(Dataset entries on figures)
- - -

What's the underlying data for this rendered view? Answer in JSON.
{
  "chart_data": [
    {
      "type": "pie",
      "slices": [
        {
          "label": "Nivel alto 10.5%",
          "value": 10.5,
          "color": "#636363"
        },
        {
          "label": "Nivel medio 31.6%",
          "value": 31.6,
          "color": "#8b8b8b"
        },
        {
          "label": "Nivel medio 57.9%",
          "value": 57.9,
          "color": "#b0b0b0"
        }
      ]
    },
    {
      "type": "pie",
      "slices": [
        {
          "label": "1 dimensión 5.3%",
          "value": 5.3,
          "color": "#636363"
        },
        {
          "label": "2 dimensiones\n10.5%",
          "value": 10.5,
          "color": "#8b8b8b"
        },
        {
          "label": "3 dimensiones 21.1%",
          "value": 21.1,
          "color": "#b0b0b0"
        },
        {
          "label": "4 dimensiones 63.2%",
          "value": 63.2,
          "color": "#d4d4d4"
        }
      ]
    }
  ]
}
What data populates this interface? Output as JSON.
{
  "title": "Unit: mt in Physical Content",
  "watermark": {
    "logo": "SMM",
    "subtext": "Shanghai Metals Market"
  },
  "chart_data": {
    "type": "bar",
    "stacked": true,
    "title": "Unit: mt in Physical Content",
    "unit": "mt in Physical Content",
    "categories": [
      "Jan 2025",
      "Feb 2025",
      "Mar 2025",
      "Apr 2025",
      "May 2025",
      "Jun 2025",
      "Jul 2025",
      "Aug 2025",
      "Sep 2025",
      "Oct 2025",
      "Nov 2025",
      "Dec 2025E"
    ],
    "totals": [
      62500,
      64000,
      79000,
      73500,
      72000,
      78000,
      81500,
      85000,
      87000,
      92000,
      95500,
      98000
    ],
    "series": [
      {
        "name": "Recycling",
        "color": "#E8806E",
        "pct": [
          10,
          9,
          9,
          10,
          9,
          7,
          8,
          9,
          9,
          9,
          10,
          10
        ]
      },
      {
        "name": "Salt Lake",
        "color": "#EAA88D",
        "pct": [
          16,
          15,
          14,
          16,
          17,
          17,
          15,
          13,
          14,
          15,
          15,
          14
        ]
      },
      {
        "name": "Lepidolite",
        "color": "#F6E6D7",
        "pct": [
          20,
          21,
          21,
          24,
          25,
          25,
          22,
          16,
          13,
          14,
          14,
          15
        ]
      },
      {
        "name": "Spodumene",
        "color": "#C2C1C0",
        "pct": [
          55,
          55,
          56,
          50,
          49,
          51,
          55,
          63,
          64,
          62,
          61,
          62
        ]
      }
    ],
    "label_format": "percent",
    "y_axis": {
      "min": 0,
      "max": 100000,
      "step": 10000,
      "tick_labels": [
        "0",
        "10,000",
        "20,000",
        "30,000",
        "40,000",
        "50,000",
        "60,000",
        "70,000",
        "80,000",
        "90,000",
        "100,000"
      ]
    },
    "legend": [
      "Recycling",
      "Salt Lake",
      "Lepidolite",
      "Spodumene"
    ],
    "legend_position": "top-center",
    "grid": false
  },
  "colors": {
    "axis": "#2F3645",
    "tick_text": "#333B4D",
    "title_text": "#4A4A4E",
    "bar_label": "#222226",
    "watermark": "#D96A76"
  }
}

- - -

* Exercise directions *
Copy all lines from the material that include "name".

* Response to the task *
        "name": "Recycling",
        "name": "Salt Lake",
        "name": "Lepidolite",
        "name": "Spodumene",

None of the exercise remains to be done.